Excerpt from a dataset
---
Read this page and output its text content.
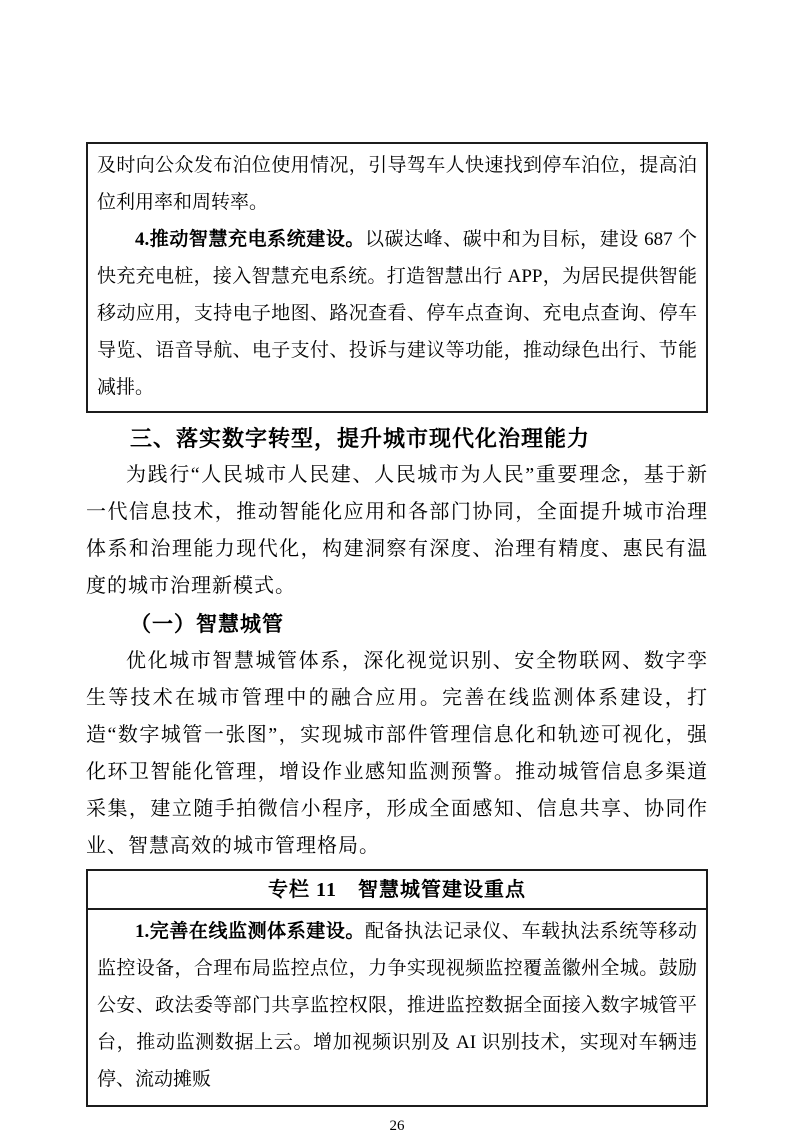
及时向公众发布泊位使用情况，引导驾车人快速找到停车泊位，提高泊位利用率和周转率。

4.推动智慧充电系统建设。以碳达峰、碳中和为目标，建设 687 个快充充电桩，接入智慧充电系统。打造智慧出行 APP，为居民提供智能移动应用，支持电子地图、路况查看、停车点查询、充电点查询、停车导览、语音导航、电子支付、投诉与建议等功能，推动绿色出行、节能减排。

三、落实数字转型，提升城市现代化治理能力

为践行“人民城市人民建、人民城市为人民”重要理念，基于新一代信息技术，推动智能化应用和各部门协同，全面提升城市治理体系和治理能力现代化，构建洞察有深度、治理有精度、惠民有温度的城市治理新模式。

（一）智慧城管

优化城市智慧城管体系，深化视觉识别、安全物联网、数字孪生等技术在城市管理中的融合应用。完善在线监测体系建设，打造“数字城管一张图”，实现城市部件管理信息化和轨迹可视化，强化环卫智能化管理，增设作业感知监测预警。推动城管信息多渠道采集，建立随手拍微信小程序，形成全面感知、信息共享、协同作业、智慧高效的城市管理格局。

专栏 11　智慧城管建设重点

1.完善在线监测体系建设。配备执法记录仪、车载执法系统等移动监控设备，合理布局监控点位，力争实现视频监控覆盖徽州全城。鼓励公安、政法委等部门共享监控权限，推进监控数据全面接入数字城管平台，推动监测数据上云。增加视频识别及 AI 识别技术，实现对车辆违停、流动摊贩

26
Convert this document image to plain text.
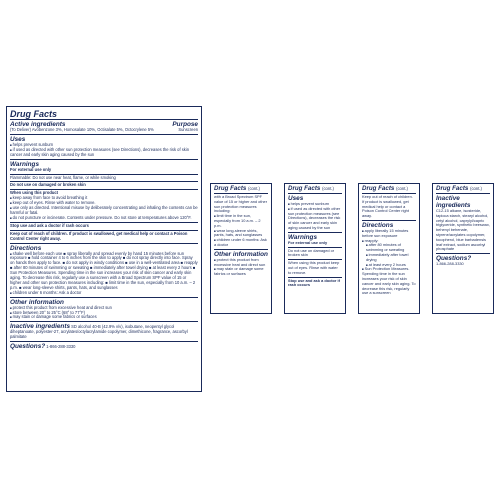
Drug Facts
Active ingredients	Purpose
(To Deliver) Avobenzone 3%, Homosalate 10%, Octisalate 5%, Octocrylene 5%	Sunscreen
Uses
■ helps prevent sunburn
■ if used as directed with other sun protection measures (see Directions), decreases the risk of skin cancer and early skin aging caused by the sun
Warnings
For external use only
Flammable: Do not use near heat, flame, or while smoking
Do not use on damaged or broken skin
When using this product
■ keep away from face to avoid breathing it
■ keep out of eyes. Rinse with water to remove.
■ use only as directed. Intentional misuse by deliberately concentrating and inhaling the contents can be harmful or fatal.
■ do not puncture or incinerate. Contents under pressure. Do not store at temperatures above 120°F.
Stop use and ask a doctor if rash occurs
Keep out of reach of children. If product is swallowed, get medical help or contact a Poison Control Center right away.
Directions
■ shake well before each use ■ spray liberally and spread evenly by hand 15 minutes before sun exposure ■ hold container 4 to 6 inches from the skin to apply ■ do not spray directly into face. Spray on hands then apply to face. ■ do not apply in windy conditions ■ use in a well-ventilated area ■ reapply ■ after 80 minutes of swimming or sweating ■ immediately after towel drying ■ at least every 2 hours ■ Sun Protection Measures. Spending time in the sun increases your risk of skin cancer and early skin aging. To decrease this risk, regularly use a sunscreen with a Broad Spectrum SPF value of 15 or higher and other sun protection measures including: ■ limit time in the sun, especially from 10 a.m. – 2 p.m. ■ wear long-sleeve shirts, pants, hats, and sunglasses
■ children under 6 months: Ask a doctor
Other information
■ protect this product from excessive heat and direct sun
■ store between 20° to 25°C (68° to 77°F)
■ may stain or damage some fabrics or surfaces
Inactive ingredients SD alcohol 40-B (42.9% v/v), isobutane, neopentyl glycol diheptanoate, polyester-27, acrylates/octylacrylamide copolymer, dimethicone, fragrance, ascorbyl palmitate
Questions? 1-866-288-3330
Drug Facts (cont.)
with a Broad Spectrum SPF value of 15 or higher and other sun protection measures including:
■ limit time in the sun, especially from 10 a.m. – 2 p.m.
■ wear long-sleeve shirts, pants, hats, and sunglasses
■ children under 6 months: Ask a doctor
Other information
■ protect this product from excessive heat and direct sun
■ may stain or damage some fabrics or surfaces
Drug Facts (cont.)
Uses
■ helps prevent sunburn
■ if used as directed with other sun protection measures (see Directions), decreases the risk of skin cancer and early skin aging caused by the sun
Warnings
For external use only
Do not use on damaged or broken skin
When using this product keep out of eyes. Rinse with water to remove.
Stop use and ask a doctor if rash occurs
Drug Facts (cont.)
Keep out of reach of children. If product is swallowed, get medical help or contact a Poison Control Center right away.
Directions
■ apply liberally 15 minutes before sun exposure
■ reapply:
■ after 80 minutes of swimming or sweating
■ immediately after towel drying
■ at least every 2 hours
■ Sun Protection Measures. Spending time in the sun increases your risk of skin cancer and early skin aging. To decrease this risk, regularly use a sunscreen
Drug Facts (cont.)
Inactive ingredients
C12-15 alkane, isosteride, tapioca starch, stearyl alcohol, cetyl alcohol, caprylyl/capric triglyceride, synthetic beeswax, behenyl behenate, styrene/acrylates copolymer, tocopherol, blue barbadensis leaf extract, sodium ascorbyl phosphate
Questions?
1-866-288-3330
---
WHAT IS NEEDED
Give every record again exactly, apart from the pictures, which stay out.

RESULT FOR THIS EXERCISE
Read this page and output its text content.
及时向公众发布泊位使用情况，引导驾车人快速找到停车泊位，提高泊位利用率和周转率。

4.推动智慧充电系统建设。以碳达峰、碳中和为目标，建设 687 个快充充电桩，接入智慧充电系统。打造智慧出行 APP，为居民提供智能移动应用，支持电子地图、路况查看、停车点查询、充电点查询、停车导览、语音导航、电子支付、投诉与建议等功能，推动绿色出行、节能减排。

三、落实数字转型，提升城市现代化治理能力

为践行“人民城市人民建、人民城市为人民”重要理念，基于新一代信息技术，推动智能化应用和各部门协同，全面提升城市治理体系和治理能力现代化，构建洞察有深度、治理有精度、惠民有温度的城市治理新模式。

（一）智慧城管

优化城市智慧城管体系，深化视觉识别、安全物联网、数字孪生等技术在城市管理中的融合应用。完善在线监测体系建设，打造“数字城管一张图”，实现城市部件管理信息化和轨迹可视化，强化环卫智能化管理，增设作业感知监测预警。推动城管信息多渠道采集，建立随手拍微信小程序，形成全面感知、信息共享、协同作业、智慧高效的城市管理格局。

专栏 11　智慧城管建设重点

1.完善在线监测体系建设。配备执法记录仪、车载执法系统等移动监控设备，合理布局监控点位，力争实现视频监控覆盖徽州全城。鼓励公安、政法委等部门共享监控权限，推进监控数据全面接入数字城管平台，推动监测数据上云。增加视频识别及 AI 识别技术，实现对车辆违停、流动摊贩

26
Convert this document image to plain text.
Drug Facts
Active ingredients	Purpose
(To Deliver) Avobenzone 3%, Homosalate 10%, Octisalate 5%, Octocrylene 5%	Sunscreen
Uses
■ helps prevent sunburn
■ if used as directed with other sun protection measures (see Directions), decreases the risk of skin cancer and early skin aging caused by the sun
Warnings
For external use only
Flammable: Do not use near heat, flame, or while smoking
Do not use on damaged or broken skin
When using this product
■ keep away from face to avoid breathing it
■ keep out of eyes. Rinse with water to remove.
■ use only as directed. Intentional misuse by deliberately concentrating and inhaling the contents can be harmful or fatal.
■ do not puncture or incinerate. Contents under pressure. Do not store at temperatures above 120°F.
Stop use and ask a doctor if rash occurs
Keep out of reach of children. If product is swallowed, get medical help or contact a Poison Control Center right away.
Directions
■ shake well before each use ■ spray liberally and spread evenly by hand 15 minutes before sun exposure ■ hold container 4 to 6 inches from the skin to apply ■ do not spray directly into face. Spray on hands then apply to face. ■ do not apply in windy conditions ■ use in a well-ventilated area ■ reapply ■ after 80 minutes of swimming or sweating ■ immediately after towel drying ■ at least every 2 hours ■ Sun Protection Measures. Spending time in the sun increases your risk of skin cancer and early skin aging. To decrease this risk, regularly use a sunscreen with a Broad Spectrum SPF value of 15 or higher and other sun protection measures including: ■ limit time in the sun, especially from 10 a.m. – 2 p.m. ■ wear long-sleeve shirts, pants, hats, and sunglasses
■ children under 6 months: Ask a doctor
Other information
■ protect this product from excessive heat and direct sun
■ store between 20° to 25°C (68° to 77°F)
■ may stain or damage some fabrics or surfaces
Inactive ingredients SD alcohol 40-B (42.9% v/v), isobutane, neopentyl glycol diheptanoate, polyester-27, acrylates/octylacrylamide copolymer, dimethicone, fragrance, ascorbyl palmitate
Questions? 1-866-288-3330
Drug Facts (cont.)
with a Broad Spectrum SPF value of 15 or higher and other sun protection measures including:
■ limit time in the sun, especially from 10 a.m. – 2 p.m.
■ wear long-sleeve shirts, pants, hats, and sunglasses
■ children under 6 months: Ask a doctor
Other information
■ protect this product from excessive heat and direct sun
■ may stain or damage some fabrics or surfaces
Drug Facts (cont.)
Uses
■ helps prevent sunburn
■ if used as directed with other sun protection measures (see Directions), decreases the risk of skin cancer and early skin aging caused by the sun
Warnings
For external use only
Do not use on damaged or broken skin
When using this product keep out of eyes. Rinse with water to remove.
Stop use and ask a doctor if rash occurs
Drug Facts (cont.)
Keep out of reach of children. If product is swallowed, get medical help or contact a Poison Control Center right away.
Directions
■ apply liberally 15 minutes before sun exposure
■ reapply:
■ after 80 minutes of swimming or sweating
■ immediately after towel drying
■ at least every 2 hours
■ Sun Protection Measures. Spending time in the sun increases your risk of skin cancer and early skin aging. To decrease this risk, regularly use a sunscreen
Drug Facts (cont.)
Inactive ingredients
C12-15 alkane, isosteride, tapioca starch, stearyl alcohol, cetyl alcohol, caprylyl/capric triglyceride, synthetic beeswax, behenyl behenate, styrene/acrylates copolymer, tocopherol, blue barbadensis leaf extract, sodium ascorbyl phosphate
Questions?
1-866-288-3330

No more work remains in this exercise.